***** Information provided

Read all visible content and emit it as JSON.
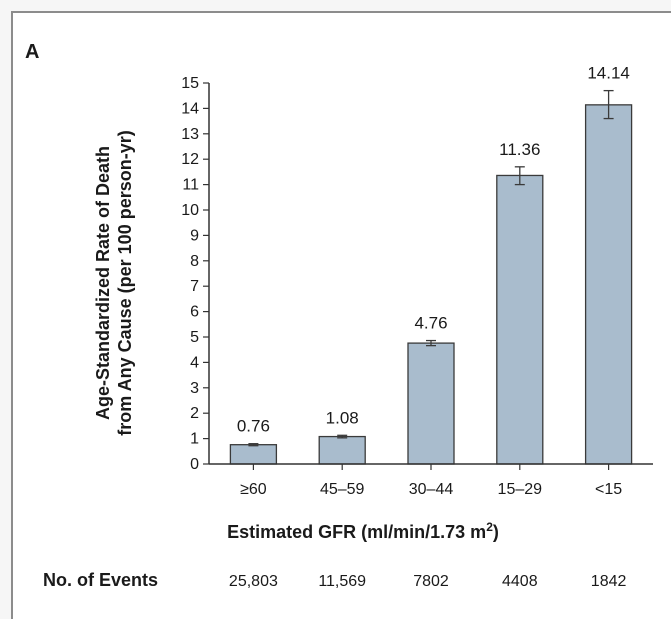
{
  "panel_label": "A",
  "colors": {
    "bar_fill": "#a9bccd",
    "bar_stroke": "#3a3a3a",
    "axis": "#333333",
    "text": "#1a1a1a"
  },
  "chart_data": {
    "type": "bar",
    "categories": [
      "≥60",
      "45–59",
      "30–44",
      "15–29",
      "<15"
    ],
    "values": [
      0.76,
      1.08,
      4.76,
      11.36,
      14.14
    ],
    "value_labels": [
      "0.76",
      "1.08",
      "4.76",
      "11.36",
      "14.14"
    ],
    "error_bars": [
      [
        0.72,
        0.8
      ],
      [
        1.03,
        1.13
      ],
      [
        4.66,
        4.86
      ],
      [
        11.0,
        11.7
      ],
      [
        13.6,
        14.7
      ]
    ],
    "ylabel_line1": "Age-Standardized Rate of Death",
    "ylabel_line2": "from Any Cause (per 100 person-yr)",
    "xlabel_main": "Estimated GFR (ml/min/1.73 m",
    "xlabel_sup": "2",
    "xlabel_end": ")",
    "ylim": [
      0,
      15
    ],
    "yticks": [
      0,
      1,
      2,
      3,
      4,
      5,
      6,
      7,
      8,
      9,
      10,
      11,
      12,
      13,
      14,
      15
    ],
    "grid": false,
    "legend": "none"
  },
  "events": {
    "label": "No. of Events",
    "values": [
      "25,803",
      "11,569",
      "7802",
      "4408",
      "1842"
    ]
  }
}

**********

### [What the task requires]
Write out each line of the data exactly; the images should be left out.

### [Result for this task]
Read all visible content and emit it as JSON.
{
  "panel_label": "A",
  "colors": {
    "bar_fill": "#a9bccd",
    "bar_stroke": "#3a3a3a",
    "axis": "#333333",
    "text": "#1a1a1a"
  },
  "chart_data": {
    "type": "bar",
    "categories": [
      "≥60",
      "45–59",
      "30–44",
      "15–29",
      "<15"
    ],
    "values": [
      0.76,
      1.08,
      4.76,
      11.36,
      14.14
    ],
    "value_labels": [
      "0.76",
      "1.08",
      "4.76",
      "11.36",
      "14.14"
    ],
    "error_bars": [
      [
        0.72,
        0.8
      ],
      [
        1.03,
        1.13
      ],
      [
        4.66,
        4.86
      ],
      [
        11.0,
        11.7
      ],
      [
        13.6,
        14.7
      ]
    ],
    "ylabel_line1": "Age-Standardized Rate of Death",
    "ylabel_line2": "from Any Cause (per 100 person-yr)",
    "xlabel_main": "Estimated GFR (ml/min/1.73 m",
    "xlabel_sup": "2",
    "xlabel_end": ")",
    "ylim": [
      0,
      15
    ],
    "yticks": [
      0,
      1,
      2,
      3,
      4,
      5,
      6,
      7,
      8,
      9,
      10,
      11,
      12,
      13,
      14,
      15
    ],
    "grid": false,
    "legend": "none"
  },
  "events": {
    "label": "No. of Events",
    "values": [
      "25,803",
      "11,569",
      "7802",
      "4408",
      "1842"
    ]
  }
}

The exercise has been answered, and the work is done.